§ Available data
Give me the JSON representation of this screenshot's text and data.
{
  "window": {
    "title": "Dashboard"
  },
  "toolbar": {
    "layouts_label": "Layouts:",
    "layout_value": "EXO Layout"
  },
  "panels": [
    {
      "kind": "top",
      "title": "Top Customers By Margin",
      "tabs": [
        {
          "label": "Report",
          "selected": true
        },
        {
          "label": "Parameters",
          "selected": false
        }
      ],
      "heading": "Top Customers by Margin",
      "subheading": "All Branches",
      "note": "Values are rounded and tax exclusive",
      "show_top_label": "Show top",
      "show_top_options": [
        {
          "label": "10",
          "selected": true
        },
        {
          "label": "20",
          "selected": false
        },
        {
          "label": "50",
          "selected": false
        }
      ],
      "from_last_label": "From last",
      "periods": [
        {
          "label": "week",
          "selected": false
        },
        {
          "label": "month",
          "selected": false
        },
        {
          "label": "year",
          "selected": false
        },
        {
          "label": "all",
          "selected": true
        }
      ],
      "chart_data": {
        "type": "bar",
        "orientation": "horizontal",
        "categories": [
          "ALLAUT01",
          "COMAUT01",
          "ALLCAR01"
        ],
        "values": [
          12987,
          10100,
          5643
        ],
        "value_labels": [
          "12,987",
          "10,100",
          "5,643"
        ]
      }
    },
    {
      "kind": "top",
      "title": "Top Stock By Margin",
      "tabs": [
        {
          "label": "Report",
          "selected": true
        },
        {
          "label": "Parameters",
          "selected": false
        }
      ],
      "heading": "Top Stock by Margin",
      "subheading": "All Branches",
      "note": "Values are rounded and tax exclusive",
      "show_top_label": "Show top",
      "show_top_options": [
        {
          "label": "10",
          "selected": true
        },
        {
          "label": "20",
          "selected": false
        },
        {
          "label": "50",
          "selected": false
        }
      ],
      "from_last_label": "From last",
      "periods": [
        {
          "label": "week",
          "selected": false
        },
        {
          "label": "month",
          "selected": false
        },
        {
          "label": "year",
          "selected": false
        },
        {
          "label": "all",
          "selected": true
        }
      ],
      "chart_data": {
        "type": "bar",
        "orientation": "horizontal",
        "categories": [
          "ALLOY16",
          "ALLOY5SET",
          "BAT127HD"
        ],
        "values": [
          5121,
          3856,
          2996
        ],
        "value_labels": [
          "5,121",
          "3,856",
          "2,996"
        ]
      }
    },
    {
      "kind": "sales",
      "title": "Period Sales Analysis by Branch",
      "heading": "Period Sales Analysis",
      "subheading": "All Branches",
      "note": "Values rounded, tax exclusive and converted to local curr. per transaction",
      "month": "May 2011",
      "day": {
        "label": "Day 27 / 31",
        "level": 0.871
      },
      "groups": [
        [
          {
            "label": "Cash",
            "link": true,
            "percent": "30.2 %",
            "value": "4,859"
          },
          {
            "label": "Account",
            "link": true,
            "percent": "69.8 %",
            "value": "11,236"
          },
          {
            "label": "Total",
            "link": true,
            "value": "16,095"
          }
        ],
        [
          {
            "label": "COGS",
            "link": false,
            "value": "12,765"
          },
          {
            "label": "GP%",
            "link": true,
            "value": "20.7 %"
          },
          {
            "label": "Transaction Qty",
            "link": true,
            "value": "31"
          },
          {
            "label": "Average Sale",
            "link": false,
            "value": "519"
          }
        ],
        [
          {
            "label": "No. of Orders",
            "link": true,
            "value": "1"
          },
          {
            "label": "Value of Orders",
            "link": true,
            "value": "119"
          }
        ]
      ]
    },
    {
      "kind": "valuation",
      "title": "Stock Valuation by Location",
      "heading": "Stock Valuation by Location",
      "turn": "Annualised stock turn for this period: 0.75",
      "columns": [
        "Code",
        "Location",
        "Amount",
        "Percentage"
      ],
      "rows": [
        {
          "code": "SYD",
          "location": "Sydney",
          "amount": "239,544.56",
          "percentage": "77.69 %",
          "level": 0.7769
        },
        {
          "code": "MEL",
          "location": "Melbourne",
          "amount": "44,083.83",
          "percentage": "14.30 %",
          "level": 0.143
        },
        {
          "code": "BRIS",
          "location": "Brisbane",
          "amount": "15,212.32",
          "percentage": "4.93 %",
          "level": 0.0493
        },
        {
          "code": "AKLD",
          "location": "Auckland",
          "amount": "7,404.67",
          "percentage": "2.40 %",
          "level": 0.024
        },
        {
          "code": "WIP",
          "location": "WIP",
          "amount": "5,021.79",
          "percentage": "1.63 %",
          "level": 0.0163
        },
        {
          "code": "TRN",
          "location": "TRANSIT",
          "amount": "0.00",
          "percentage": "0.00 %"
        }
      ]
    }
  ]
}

§ Instructions to follow
All records above must be set down exactly, please.

§ Solution for this task
Give me the JSON representation of this screenshot's text and data.
{
  "window": {
    "title": "Dashboard"
  },
  "toolbar": {
    "layouts_label": "Layouts:",
    "layout_value": "EXO Layout"
  },
  "panels": [
    {
      "kind": "top",
      "title": "Top Customers By Margin",
      "tabs": [
        {
          "label": "Report",
          "selected": true
        },
        {
          "label": "Parameters",
          "selected": false
        }
      ],
      "heading": "Top Customers by Margin",
      "subheading": "All Branches",
      "note": "Values are rounded and tax exclusive",
      "show_top_label": "Show top",
      "show_top_options": [
        {
          "label": "10",
          "selected": true
        },
        {
          "label": "20",
          "selected": false
        },
        {
          "label": "50",
          "selected": false
        }
      ],
      "from_last_label": "From last",
      "periods": [
        {
          "label": "week",
          "selected": false
        },
        {
          "label": "month",
          "selected": false
        },
        {
          "label": "year",
          "selected": false
        },
        {
          "label": "all",
          "selected": true
        }
      ],
      "chart_data": {
        "type": "bar",
        "orientation": "horizontal",
        "categories": [
          "ALLAUT01",
          "COMAUT01",
          "ALLCAR01"
        ],
        "values": [
          12987,
          10100,
          5643
        ],
        "value_labels": [
          "12,987",
          "10,100",
          "5,643"
        ]
      }
    },
    {
      "kind": "top",
      "title": "Top Stock By Margin",
      "tabs": [
        {
          "label": "Report",
          "selected": true
        },
        {
          "label": "Parameters",
          "selected": false
        }
      ],
      "heading": "Top Stock by Margin",
      "subheading": "All Branches",
      "note": "Values are rounded and tax exclusive",
      "show_top_label": "Show top",
      "show_top_options": [
        {
          "label": "10",
          "selected": true
        },
        {
          "label": "20",
          "selected": false
        },
        {
          "label": "50",
          "selected": false
        }
      ],
      "from_last_label": "From last",
      "periods": [
        {
          "label": "week",
          "selected": false
        },
        {
          "label": "month",
          "selected": false
        },
        {
          "label": "year",
          "selected": false
        },
        {
          "label": "all",
          "selected": true
        }
      ],
      "chart_data": {
        "type": "bar",
        "orientation": "horizontal",
        "categories": [
          "ALLOY16",
          "ALLOY5SET",
          "BAT127HD"
        ],
        "values": [
          5121,
          3856,
          2996
        ],
        "value_labels": [
          "5,121",
          "3,856",
          "2,996"
        ]
      }
    },
    {
      "kind": "sales",
      "title": "Period Sales Analysis by Branch",
      "heading": "Period Sales Analysis",
      "subheading": "All Branches",
      "note": "Values rounded, tax exclusive and converted to local curr. per transaction",
      "month": "May 2011",
      "day": {
        "label": "Day 27 / 31",
        "level": 0.871
      },
      "groups": [
        [
          {
            "label": "Cash",
            "link": true,
            "percent": "30.2 %",
            "value": "4,859"
          },
          {
            "label": "Account",
            "link": true,
            "percent": "69.8 %",
            "value": "11,236"
          },
          {
            "label": "Total",
            "link": true,
            "value": "16,095"
          }
        ],
        [
          {
            "label": "COGS",
            "link": false,
            "value": "12,765"
          },
          {
            "label": "GP%",
            "link": true,
            "value": "20.7 %"
          },
          {
            "label": "Transaction Qty",
            "link": true,
            "value": "31"
          },
          {
            "label": "Average Sale",
            "link": false,
            "value": "519"
          }
        ],
        [
          {
            "label": "No. of Orders",
            "link": true,
            "value": "1"
          },
          {
            "label": "Value of Orders",
            "link": true,
            "value": "119"
          }
        ]
      ]
    },
    {
      "kind": "valuation",
      "title": "Stock Valuation by Location",
      "heading": "Stock Valuation by Location",
      "turn": "Annualised stock turn for this period: 0.75",
      "columns": [
        "Code",
        "Location",
        "Amount",
        "Percentage"
      ],
      "rows": [
        {
          "code": "SYD",
          "location": "Sydney",
          "amount": "239,544.56",
          "percentage": "77.69 %",
          "level": 0.7769
        },
        {
          "code": "MEL",
          "location": "Melbourne",
          "amount": "44,083.83",
          "percentage": "14.30 %",
          "level": 0.143
        },
        {
          "code": "BRIS",
          "location": "Brisbane",
          "amount": "15,212.32",
          "percentage": "4.93 %",
          "level": 0.0493
        },
        {
          "code": "AKLD",
          "location": "Auckland",
          "amount": "7,404.67",
          "percentage": "2.40 %",
          "level": 0.024
        },
        {
          "code": "WIP",
          "location": "WIP",
          "amount": "5,021.79",
          "percentage": "1.63 %",
          "level": 0.0163
        },
        {
          "code": "TRN",
          "location": "TRANSIT",
          "amount": "0.00",
          "percentage": "0.00 %"
        }
      ]
    }
  ]
}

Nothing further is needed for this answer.